▶ Data to process
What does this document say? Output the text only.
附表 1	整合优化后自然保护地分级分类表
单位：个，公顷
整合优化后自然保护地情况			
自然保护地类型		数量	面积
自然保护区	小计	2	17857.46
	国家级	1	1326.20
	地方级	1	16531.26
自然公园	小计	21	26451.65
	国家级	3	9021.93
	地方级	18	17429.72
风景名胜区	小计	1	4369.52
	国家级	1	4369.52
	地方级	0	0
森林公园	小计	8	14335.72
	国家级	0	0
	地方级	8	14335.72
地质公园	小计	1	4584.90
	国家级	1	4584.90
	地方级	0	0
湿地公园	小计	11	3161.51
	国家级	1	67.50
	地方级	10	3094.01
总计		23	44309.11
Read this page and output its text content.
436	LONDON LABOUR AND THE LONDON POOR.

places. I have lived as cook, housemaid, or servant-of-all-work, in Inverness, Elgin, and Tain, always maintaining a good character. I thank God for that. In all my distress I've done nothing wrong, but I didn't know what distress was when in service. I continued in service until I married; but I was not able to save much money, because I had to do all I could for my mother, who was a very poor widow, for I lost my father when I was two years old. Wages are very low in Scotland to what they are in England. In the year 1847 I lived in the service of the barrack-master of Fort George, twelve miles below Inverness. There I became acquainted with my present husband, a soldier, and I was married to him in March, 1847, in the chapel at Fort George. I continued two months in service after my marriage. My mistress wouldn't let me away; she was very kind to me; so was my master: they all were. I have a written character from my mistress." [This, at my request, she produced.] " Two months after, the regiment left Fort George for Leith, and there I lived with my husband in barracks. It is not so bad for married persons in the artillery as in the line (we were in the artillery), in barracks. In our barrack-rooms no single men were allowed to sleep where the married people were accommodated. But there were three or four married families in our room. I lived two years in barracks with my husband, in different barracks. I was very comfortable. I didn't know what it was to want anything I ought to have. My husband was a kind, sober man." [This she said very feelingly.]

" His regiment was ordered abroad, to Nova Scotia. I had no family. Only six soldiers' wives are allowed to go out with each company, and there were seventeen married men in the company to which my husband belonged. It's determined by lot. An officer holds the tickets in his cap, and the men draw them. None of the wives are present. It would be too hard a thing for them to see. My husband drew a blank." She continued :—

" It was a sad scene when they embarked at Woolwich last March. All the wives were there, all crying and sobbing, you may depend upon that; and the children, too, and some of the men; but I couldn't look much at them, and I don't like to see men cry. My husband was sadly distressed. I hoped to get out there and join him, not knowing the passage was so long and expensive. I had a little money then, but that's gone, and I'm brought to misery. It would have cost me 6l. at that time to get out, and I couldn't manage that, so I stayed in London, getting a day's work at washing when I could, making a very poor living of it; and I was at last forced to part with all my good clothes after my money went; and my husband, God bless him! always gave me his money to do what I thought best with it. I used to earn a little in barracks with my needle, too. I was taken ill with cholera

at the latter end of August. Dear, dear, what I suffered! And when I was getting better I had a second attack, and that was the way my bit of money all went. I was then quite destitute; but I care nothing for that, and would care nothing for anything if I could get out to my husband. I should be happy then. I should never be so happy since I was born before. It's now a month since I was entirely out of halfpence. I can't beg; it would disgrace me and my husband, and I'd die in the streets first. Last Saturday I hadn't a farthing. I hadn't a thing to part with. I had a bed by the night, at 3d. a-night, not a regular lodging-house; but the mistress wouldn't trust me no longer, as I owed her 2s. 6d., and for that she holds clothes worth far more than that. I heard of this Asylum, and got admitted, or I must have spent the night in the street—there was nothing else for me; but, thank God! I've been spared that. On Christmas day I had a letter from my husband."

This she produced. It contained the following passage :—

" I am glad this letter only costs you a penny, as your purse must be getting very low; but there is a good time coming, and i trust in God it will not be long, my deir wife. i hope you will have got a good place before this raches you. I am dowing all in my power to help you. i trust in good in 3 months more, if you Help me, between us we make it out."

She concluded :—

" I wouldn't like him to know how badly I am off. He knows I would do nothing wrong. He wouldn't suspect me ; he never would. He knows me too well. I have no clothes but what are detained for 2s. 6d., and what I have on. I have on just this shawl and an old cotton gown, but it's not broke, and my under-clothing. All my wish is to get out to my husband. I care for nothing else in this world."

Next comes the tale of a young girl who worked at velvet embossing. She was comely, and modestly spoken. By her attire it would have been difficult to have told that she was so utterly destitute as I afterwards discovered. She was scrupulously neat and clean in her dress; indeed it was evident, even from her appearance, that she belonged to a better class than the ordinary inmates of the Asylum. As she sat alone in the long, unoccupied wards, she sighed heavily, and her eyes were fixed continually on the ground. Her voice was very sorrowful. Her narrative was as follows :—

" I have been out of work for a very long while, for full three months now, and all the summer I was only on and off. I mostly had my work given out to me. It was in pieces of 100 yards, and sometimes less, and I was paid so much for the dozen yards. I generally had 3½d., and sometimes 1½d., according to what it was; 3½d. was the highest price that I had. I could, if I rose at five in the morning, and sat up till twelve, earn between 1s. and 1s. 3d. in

▶ Task directions
Only the number is needed: state how many lines in the listing contain "text".

▶ Solution to this problem
2